PROVIDED ENTRIES:
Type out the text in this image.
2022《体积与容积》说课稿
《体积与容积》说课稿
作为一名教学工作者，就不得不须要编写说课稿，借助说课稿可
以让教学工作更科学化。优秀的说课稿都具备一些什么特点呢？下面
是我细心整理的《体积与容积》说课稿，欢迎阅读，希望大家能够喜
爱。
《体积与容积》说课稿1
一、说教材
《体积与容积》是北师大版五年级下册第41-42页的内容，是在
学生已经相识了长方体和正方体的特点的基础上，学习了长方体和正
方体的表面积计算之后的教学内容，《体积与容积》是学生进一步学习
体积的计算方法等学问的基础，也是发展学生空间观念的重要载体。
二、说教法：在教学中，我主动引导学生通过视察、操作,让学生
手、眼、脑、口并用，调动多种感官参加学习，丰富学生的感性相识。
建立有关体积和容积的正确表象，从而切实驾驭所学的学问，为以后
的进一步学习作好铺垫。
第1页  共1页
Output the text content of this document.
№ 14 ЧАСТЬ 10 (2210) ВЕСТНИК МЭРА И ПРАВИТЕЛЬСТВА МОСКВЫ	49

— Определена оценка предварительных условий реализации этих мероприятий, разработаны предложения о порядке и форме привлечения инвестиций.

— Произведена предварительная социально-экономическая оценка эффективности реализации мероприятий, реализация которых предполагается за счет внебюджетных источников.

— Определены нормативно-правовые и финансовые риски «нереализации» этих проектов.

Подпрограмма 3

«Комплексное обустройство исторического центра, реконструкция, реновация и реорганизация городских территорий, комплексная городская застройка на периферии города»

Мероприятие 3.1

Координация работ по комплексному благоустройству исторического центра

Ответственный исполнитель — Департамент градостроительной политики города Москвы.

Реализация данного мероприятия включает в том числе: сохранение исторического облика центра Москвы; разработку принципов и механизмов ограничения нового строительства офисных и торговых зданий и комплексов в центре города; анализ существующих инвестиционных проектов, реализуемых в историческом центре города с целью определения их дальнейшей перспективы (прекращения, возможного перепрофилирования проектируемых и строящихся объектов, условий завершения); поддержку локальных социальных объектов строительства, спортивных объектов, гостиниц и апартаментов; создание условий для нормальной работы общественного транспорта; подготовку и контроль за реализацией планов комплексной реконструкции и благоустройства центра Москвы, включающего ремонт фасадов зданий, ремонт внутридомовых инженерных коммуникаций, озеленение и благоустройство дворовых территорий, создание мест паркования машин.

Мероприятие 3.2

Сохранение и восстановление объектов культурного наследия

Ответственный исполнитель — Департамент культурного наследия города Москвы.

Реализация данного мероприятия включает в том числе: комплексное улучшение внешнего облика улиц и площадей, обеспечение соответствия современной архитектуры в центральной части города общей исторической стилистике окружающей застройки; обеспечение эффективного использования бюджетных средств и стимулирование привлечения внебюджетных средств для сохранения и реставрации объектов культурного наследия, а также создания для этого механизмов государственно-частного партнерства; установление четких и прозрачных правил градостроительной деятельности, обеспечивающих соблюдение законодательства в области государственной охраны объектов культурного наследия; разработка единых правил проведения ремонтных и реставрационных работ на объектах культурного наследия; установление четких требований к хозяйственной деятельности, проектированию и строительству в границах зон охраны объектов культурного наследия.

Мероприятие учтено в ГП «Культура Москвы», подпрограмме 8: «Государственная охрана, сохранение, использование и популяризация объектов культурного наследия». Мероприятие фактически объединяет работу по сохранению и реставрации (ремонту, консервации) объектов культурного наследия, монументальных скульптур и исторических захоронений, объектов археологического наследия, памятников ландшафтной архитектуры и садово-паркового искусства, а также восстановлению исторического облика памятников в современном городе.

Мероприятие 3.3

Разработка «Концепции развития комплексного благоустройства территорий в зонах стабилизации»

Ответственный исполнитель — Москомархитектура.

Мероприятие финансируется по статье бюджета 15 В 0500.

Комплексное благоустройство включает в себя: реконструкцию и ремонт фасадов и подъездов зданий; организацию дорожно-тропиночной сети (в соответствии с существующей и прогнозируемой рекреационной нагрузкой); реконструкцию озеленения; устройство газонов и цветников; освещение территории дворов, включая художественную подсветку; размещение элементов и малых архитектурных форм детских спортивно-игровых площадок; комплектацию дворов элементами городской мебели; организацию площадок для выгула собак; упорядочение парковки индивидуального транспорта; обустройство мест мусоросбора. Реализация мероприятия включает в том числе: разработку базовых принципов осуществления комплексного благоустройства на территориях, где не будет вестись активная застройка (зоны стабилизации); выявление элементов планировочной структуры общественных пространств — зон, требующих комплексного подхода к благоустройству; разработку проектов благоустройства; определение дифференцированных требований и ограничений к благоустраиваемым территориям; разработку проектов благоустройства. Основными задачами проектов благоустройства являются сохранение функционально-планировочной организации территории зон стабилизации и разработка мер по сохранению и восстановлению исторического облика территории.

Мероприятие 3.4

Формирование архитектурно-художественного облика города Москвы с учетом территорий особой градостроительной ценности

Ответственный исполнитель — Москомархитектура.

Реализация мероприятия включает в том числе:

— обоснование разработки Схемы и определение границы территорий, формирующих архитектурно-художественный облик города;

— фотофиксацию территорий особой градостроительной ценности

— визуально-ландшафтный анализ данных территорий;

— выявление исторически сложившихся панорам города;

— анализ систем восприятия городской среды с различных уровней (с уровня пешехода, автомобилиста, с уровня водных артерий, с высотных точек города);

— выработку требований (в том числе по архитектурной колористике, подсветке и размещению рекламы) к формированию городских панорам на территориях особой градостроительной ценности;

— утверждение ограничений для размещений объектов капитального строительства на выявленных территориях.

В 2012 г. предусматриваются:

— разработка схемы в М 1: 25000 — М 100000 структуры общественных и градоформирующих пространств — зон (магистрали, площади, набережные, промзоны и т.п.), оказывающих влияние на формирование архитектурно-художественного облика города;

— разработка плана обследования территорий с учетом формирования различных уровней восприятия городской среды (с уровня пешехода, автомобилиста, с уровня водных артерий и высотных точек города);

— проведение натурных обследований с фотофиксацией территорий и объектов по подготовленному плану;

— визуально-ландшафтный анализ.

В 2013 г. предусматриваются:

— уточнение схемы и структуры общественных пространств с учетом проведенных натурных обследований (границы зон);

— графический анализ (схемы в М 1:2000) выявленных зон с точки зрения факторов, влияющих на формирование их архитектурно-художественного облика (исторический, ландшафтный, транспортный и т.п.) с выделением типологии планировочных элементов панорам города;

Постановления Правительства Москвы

WHAT YOU HAVE TO DO: Give the number of lines in the records above that contain the word "реставрации". Reply with that number alone.

CORRECT ANSWER: 2